## DATA TO USE
★ ★ ★ ★
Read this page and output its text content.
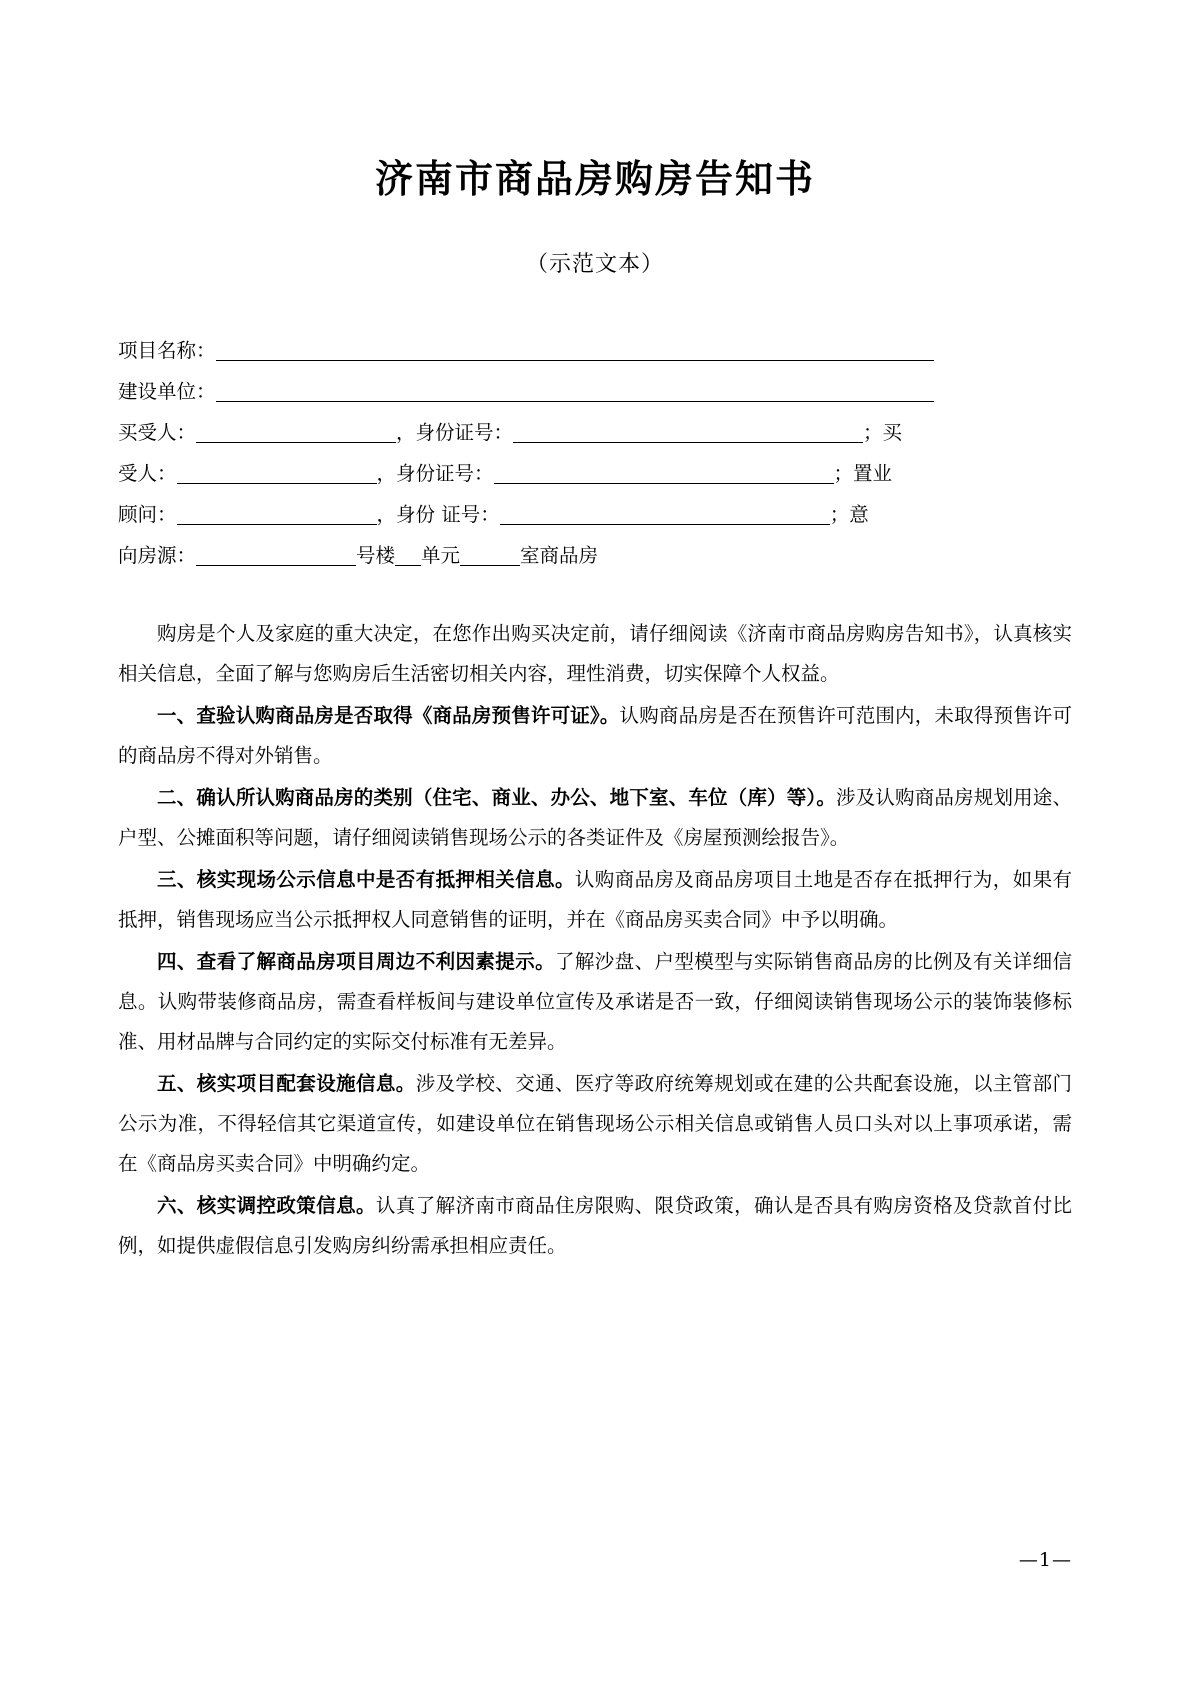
济南市商品房购房告知书
（示范文本）
项目名称：
建设单位：
买受人：	，身份证号：	；买
受人：	，身份证号：	；置业
顾问：	，身份 证号：	；意
向房源：	号楼 单元	室商品房
购房是个人及家庭的重大决定，在您作出购买决定前，请仔细阅读《济南市商品房购房告知书》，认真核实相关信息，全面了解与您购房后生活密切相关内容，理性消费，切实保障个人权益。
一、查验认购商品房是否取得《商品房预售许可证》。认购商品房是否在预售许可范围内，未取得预售许可的商品房不得对外销售。
二、确认所认购商品房的类别（住宅、商业、办公、地下室、车位（库）等）。涉及认购商品房规划用途、户型、公摊面积等问题，请仔细阅读销售现场公示的各类证件及《房屋预测绘报告》。
三、核实现场公示信息中是否有抵押相关信息。认购商品房及商品房项目土地是否存在抵押行为，如果有抵押，销售现场应当公示抵押权人同意销售的证明，并在《商品房买卖合同》中予以明确。
四、查看了解商品房项目周边不利因素提示。了解沙盘、户型模型与实际销售商品房的比例及有关详细信息。认购带装修商品房，需查看样板间与建设单位宣传及承诺是否一致，仔细阅读销售现场公示的装饰装修标准、用材品牌与合同约定的实际交付标准有无差异。
五、核实项目配套设施信息。涉及学校、交通、医疗等政府统筹规划或在建的公共配套设施，以主管部门公示为准，不得轻信其它渠道宣传，如建设单位在销售现场公示相关信息或销售人员口头对以上事项承诺，需在《商品房买卖合同》中明确约定。
六、核实调控政策信息。认真了解济南市商品住房限购、限贷政策，确认是否具有购房资格及贷款首付比例，如提供虚假信息引发购房纠纷需承担相应责任。
—1—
★ ★ ★ ★
## TASK STATEMENT
In the listing above, how many lines hold the word "济南市商品房购房告知书"? Give the number and nothing more.

## TASK RESULT
2